Dataset items:
------------------------------------------------------------------------
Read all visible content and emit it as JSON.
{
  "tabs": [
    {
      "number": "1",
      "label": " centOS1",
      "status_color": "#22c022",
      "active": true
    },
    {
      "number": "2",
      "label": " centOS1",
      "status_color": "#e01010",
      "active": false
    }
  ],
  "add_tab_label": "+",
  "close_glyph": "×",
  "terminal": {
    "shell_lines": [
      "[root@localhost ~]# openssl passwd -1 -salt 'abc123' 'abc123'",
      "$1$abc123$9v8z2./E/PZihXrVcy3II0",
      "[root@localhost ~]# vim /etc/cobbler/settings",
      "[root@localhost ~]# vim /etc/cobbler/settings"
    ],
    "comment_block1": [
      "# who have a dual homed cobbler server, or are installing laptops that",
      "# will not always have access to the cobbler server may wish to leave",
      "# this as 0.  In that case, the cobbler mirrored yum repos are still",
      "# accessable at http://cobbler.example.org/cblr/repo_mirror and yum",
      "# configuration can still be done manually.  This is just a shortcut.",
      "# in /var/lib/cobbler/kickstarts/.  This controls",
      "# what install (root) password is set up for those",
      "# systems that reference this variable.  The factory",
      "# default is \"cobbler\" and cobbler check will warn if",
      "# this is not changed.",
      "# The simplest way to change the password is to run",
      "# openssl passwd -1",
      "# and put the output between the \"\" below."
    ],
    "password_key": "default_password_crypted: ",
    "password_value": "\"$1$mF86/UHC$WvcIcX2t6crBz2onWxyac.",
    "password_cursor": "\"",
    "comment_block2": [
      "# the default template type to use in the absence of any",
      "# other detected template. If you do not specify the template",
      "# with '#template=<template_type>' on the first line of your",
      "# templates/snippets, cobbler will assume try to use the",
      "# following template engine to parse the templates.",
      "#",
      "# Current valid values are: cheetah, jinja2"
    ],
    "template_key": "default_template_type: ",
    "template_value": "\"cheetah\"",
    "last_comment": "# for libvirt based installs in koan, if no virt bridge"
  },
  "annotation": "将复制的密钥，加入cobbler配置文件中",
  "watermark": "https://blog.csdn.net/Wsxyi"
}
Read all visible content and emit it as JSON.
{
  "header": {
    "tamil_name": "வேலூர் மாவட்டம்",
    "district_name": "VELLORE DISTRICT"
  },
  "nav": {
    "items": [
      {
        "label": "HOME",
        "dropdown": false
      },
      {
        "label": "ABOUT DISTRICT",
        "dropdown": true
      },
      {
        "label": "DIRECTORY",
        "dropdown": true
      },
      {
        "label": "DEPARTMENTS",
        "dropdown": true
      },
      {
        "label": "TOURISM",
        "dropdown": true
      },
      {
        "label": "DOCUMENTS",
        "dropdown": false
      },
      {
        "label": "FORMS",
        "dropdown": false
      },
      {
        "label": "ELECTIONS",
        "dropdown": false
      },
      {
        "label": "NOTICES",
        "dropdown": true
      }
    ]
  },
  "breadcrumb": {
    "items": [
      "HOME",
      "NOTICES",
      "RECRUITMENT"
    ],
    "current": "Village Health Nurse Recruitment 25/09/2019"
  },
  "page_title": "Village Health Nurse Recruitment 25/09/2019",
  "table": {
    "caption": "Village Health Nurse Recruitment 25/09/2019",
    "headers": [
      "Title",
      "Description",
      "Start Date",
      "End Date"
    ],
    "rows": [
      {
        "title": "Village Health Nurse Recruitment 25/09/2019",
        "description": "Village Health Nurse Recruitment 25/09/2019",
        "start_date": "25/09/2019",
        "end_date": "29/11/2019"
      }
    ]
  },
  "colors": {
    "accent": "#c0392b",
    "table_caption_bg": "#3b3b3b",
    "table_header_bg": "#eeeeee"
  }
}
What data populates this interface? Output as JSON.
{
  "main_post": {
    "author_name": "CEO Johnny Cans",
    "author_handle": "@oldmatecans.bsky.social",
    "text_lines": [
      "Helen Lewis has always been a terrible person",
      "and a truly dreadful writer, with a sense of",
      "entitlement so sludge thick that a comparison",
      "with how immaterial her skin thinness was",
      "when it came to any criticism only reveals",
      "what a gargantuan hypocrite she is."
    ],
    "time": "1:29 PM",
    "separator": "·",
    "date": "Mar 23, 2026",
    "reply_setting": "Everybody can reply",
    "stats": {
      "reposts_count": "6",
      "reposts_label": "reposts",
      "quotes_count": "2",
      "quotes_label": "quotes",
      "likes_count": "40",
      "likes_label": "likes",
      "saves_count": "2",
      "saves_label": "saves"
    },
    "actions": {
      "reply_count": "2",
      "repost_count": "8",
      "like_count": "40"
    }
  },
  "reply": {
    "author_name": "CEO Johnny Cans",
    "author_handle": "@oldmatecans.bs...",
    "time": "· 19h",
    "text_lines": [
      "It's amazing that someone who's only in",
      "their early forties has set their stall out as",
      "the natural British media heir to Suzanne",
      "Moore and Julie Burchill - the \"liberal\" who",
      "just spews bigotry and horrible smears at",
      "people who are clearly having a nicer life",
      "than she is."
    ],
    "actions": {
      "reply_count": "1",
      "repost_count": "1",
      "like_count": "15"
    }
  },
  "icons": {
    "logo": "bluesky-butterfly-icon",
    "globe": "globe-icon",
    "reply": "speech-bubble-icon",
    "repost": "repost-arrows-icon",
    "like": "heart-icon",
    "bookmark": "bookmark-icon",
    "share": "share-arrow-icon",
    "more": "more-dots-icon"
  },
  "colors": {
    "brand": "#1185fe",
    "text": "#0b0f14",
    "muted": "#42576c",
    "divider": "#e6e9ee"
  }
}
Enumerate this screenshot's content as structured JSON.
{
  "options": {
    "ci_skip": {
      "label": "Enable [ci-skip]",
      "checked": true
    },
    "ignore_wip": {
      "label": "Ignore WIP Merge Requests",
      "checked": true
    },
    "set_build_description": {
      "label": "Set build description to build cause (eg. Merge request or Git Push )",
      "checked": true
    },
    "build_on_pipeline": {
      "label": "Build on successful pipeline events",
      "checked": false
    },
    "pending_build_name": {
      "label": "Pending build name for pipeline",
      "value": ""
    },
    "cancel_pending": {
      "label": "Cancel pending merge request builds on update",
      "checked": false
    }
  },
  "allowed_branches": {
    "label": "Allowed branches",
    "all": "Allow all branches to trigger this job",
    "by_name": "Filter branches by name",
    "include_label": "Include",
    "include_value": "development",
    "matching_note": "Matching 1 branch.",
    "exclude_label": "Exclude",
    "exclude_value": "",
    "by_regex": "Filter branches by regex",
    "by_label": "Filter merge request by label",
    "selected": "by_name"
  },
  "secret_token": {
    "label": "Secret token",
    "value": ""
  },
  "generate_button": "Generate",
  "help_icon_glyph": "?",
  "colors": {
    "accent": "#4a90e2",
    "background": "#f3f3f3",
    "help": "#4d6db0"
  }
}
------------------------------------------------------------------------
The problem:
Copy every record exactly, with nothing added or dropped.

Task response:
Read all visible content and emit it as JSON.
{
  "tabs": [
    {
      "number": "1",
      "label": " centOS1",
      "status_color": "#22c022",
      "active": true
    },
    {
      "number": "2",
      "label": " centOS1",
      "status_color": "#e01010",
      "active": false
    }
  ],
  "add_tab_label": "+",
  "close_glyph": "×",
  "terminal": {
    "shell_lines": [
      "[root@localhost ~]# openssl passwd -1 -salt 'abc123' 'abc123'",
      "$1$abc123$9v8z2./E/PZihXrVcy3II0",
      "[root@localhost ~]# vim /etc/cobbler/settings",
      "[root@localhost ~]# vim /etc/cobbler/settings"
    ],
    "comment_block1": [
      "# who have a dual homed cobbler server, or are installing laptops that",
      "# will not always have access to the cobbler server may wish to leave",
      "# this as 0.  In that case, the cobbler mirrored yum repos are still",
      "# accessable at http://cobbler.example.org/cblr/repo_mirror and yum",
      "# configuration can still be done manually.  This is just a shortcut.",
      "# in /var/lib/cobbler/kickstarts/.  This controls",
      "# what install (root) password is set up for those",
      "# systems that reference this variable.  The factory",
      "# default is \"cobbler\" and cobbler check will warn if",
      "# this is not changed.",
      "# The simplest way to change the password is to run",
      "# openssl passwd -1",
      "# and put the output between the \"\" below."
    ],
    "password_key": "default_password_crypted: ",
    "password_value": "\"$1$mF86/UHC$WvcIcX2t6crBz2onWxyac.",
    "password_cursor": "\"",
    "comment_block2": [
      "# the default template type to use in the absence of any",
      "# other detected template. If you do not specify the template",
      "# with '#template=<template_type>' on the first line of your",
      "# templates/snippets, cobbler will assume try to use the",
      "# following template engine to parse the templates.",
      "#",
      "# Current valid values are: cheetah, jinja2"
    ],
    "template_key": "default_template_type: ",
    "template_value": "\"cheetah\"",
    "last_comment": "# for libvirt based installs in koan, if no virt bridge"
  },
  "annotation": "将复制的密钥，加入cobbler配置文件中",
  "watermark": "https://blog.csdn.net/Wsxyi"
}
Read all visible content and emit it as JSON.
{
  "header": {
    "tamil_name": "வேலூர் மாவட்டம்",
    "district_name": "VELLORE DISTRICT"
  },
  "nav": {
    "items": [
      {
        "label": "HOME",
        "dropdown": false
      },
      {
        "label": "ABOUT DISTRICT",
        "dropdown": true
      },
      {
        "label": "DIRECTORY",
        "dropdown": true
      },
      {
        "label": "DEPARTMENTS",
        "dropdown": true
      },
      {
        "label": "TOURISM",
        "dropdown": true
      },
      {
        "label": "DOCUMENTS",
        "dropdown": false
      },
      {
        "label": "FORMS",
        "dropdown": false
      },
      {
        "label": "ELECTIONS",
        "dropdown": false
      },
      {
        "label": "NOTICES",
        "dropdown": true
      }
    ]
  },
  "breadcrumb": {
    "items": [
      "HOME",
      "NOTICES",
      "RECRUITMENT"
    ],
    "current": "Village Health Nurse Recruitment 25/09/2019"
  },
  "page_title": "Village Health Nurse Recruitment 25/09/2019",
  "table": {
    "caption": "Village Health Nurse Recruitment 25/09/2019",
    "headers": [
      "Title",
      "Description",
      "Start Date",
      "End Date"
    ],
    "rows": [
      {
        "title": "Village Health Nurse Recruitment 25/09/2019",
        "description": "Village Health Nurse Recruitment 25/09/2019",
        "start_date": "25/09/2019",
        "end_date": "29/11/2019"
      }
    ]
  },
  "colors": {
    "accent": "#c0392b",
    "table_caption_bg": "#3b3b3b",
    "table_header_bg": "#eeeeee"
  }
}
What data populates this interface? Output as JSON.
{
  "main_post": {
    "author_name": "CEO Johnny Cans",
    "author_handle": "@oldmatecans.bsky.social",
    "text_lines": [
      "Helen Lewis has always been a terrible person",
      "and a truly dreadful writer, with a sense of",
      "entitlement so sludge thick that a comparison",
      "with how immaterial her skin thinness was",
      "when it came to any criticism only reveals",
      "what a gargantuan hypocrite she is."
    ],
    "time": "1:29 PM",
    "separator": "·",
    "date": "Mar 23, 2026",
    "reply_setting": "Everybody can reply",
    "stats": {
      "reposts_count": "6",
      "reposts_label": "reposts",
      "quotes_count": "2",
      "quotes_label": "quotes",
      "likes_count": "40",
      "likes_label": "likes",
      "saves_count": "2",
      "saves_label": "saves"
    },
    "actions": {
      "reply_count": "2",
      "repost_count": "8",
      "like_count": "40"
    }
  },
  "reply": {
    "author_name": "CEO Johnny Cans",
    "author_handle": "@oldmatecans.bs...",
    "time": "· 19h",
    "text_lines": [
      "It's amazing that someone who's only in",
      "their early forties has set their stall out as",
      "the natural British media heir to Suzanne",
      "Moore and Julie Burchill - the \"liberal\" who",
      "just spews bigotry and horrible smears at",
      "people who are clearly having a nicer life",
      "than she is."
    ],
    "actions": {
      "reply_count": "1",
      "repost_count": "1",
      "like_count": "15"
    }
  },
  "icons": {
    "logo": "bluesky-butterfly-icon",
    "globe": "globe-icon",
    "reply": "speech-bubble-icon",
    "repost": "repost-arrows-icon",
    "like": "heart-icon",
    "bookmark": "bookmark-icon",
    "share": "share-arrow-icon",
    "more": "more-dots-icon"
  },
  "colors": {
    "brand": "#1185fe",
    "text": "#0b0f14",
    "muted": "#42576c",
    "divider": "#e6e9ee"
  }
}
Enumerate this screenshot's content as structured JSON.
{
  "options": {
    "ci_skip": {
      "label": "Enable [ci-skip]",
      "checked": true
    },
    "ignore_wip": {
      "label": "Ignore WIP Merge Requests",
      "checked": true
    },
    "set_build_description": {
      "label": "Set build description to build cause (eg. Merge request or Git Push )",
      "checked": true
    },
    "build_on_pipeline": {
      "label": "Build on successful pipeline events",
      "checked": false
    },
    "pending_build_name": {
      "label": "Pending build name for pipeline",
      "value": ""
    },
    "cancel_pending": {
      "label": "Cancel pending merge request builds on update",
      "checked": false
    }
  },
  "allowed_branches": {
    "label": "Allowed branches",
    "all": "Allow all branches to trigger this job",
    "by_name": "Filter branches by name",
    "include_label": "Include",
    "include_value": "development",
    "matching_note": "Matching 1 branch.",
    "exclude_label": "Exclude",
    "exclude_value": "",
    "by_regex": "Filter branches by regex",
    "by_label": "Filter merge request by label",
    "selected": "by_name"
  },
  "secret_token": {
    "label": "Secret token",
    "value": ""
  },
  "generate_button": "Generate",
  "help_icon_glyph": "?",
  "colors": {
    "accent": "#4a90e2",
    "background": "#f3f3f3",
    "help": "#4d6db0"
  }
}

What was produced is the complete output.